§ Supplied entries:

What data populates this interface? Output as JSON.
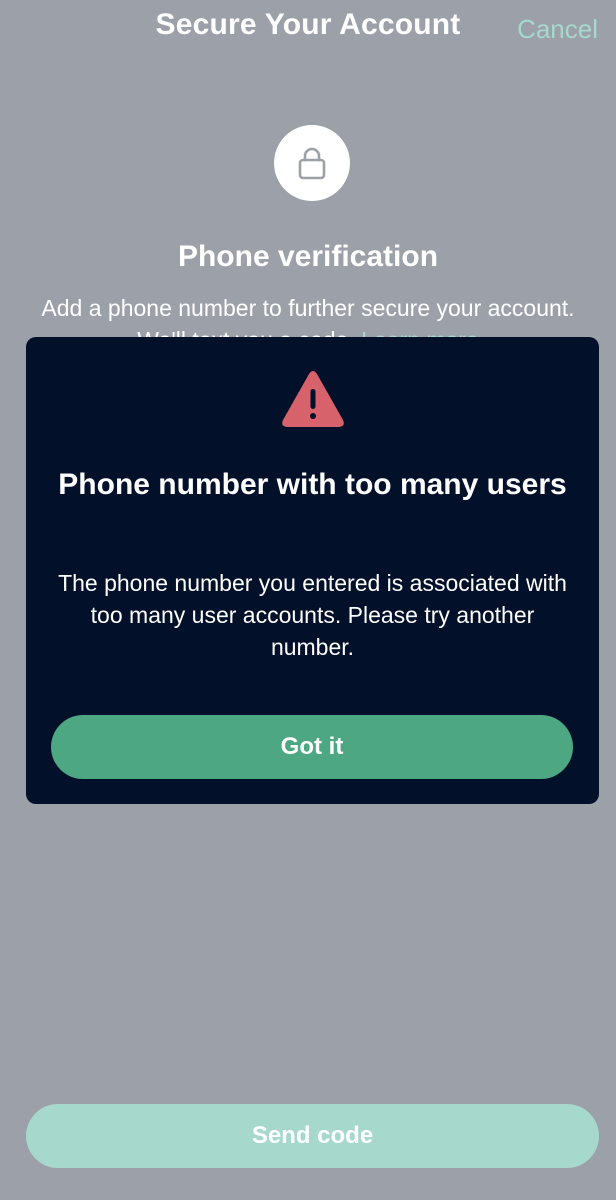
{
  "header": {
    "title": "Secure Your Account",
    "cancel_label": "Cancel"
  },
  "verification": {
    "icon": "lock-icon",
    "title": "Phone verification",
    "description": "Add a phone number to further secure your account. We'll text you a code.",
    "learn_more": "Learn more"
  },
  "dialog": {
    "icon": "warning-icon",
    "title": "Phone number with too many users",
    "body": "The phone number you entered is associated with too many user accounts. Please try another number.",
    "confirm_label": "Got it"
  },
  "footer": {
    "send_code_label": "Send code"
  },
  "colors": {
    "overlay_background": "#9ca0a8",
    "accent": "#a7d8cc",
    "dialog_background": "#02102a",
    "confirm_button": "#4ea783",
    "warning": "#d8626b"
  }
}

§ Exercise objective: Quote the material in full and exactly; do not carry over its pictures.

§ Finished answer:
What data populates this interface? Output as JSON.
{
  "header": {
    "title": "Secure Your Account",
    "cancel_label": "Cancel"
  },
  "verification": {
    "icon": "lock-icon",
    "title": "Phone verification",
    "description": "Add a phone number to further secure your account. We'll text you a code.",
    "learn_more": "Learn more"
  },
  "dialog": {
    "icon": "warning-icon",
    "title": "Phone number with too many users",
    "body": "The phone number you entered is associated with too many user accounts. Please try another number.",
    "confirm_label": "Got it"
  },
  "footer": {
    "send_code_label": "Send code"
  },
  "colors": {
    "overlay_background": "#9ca0a8",
    "accent": "#a7d8cc",
    "dialog_background": "#02102a",
    "confirm_button": "#4ea783",
    "warning": "#d8626b"
  }
}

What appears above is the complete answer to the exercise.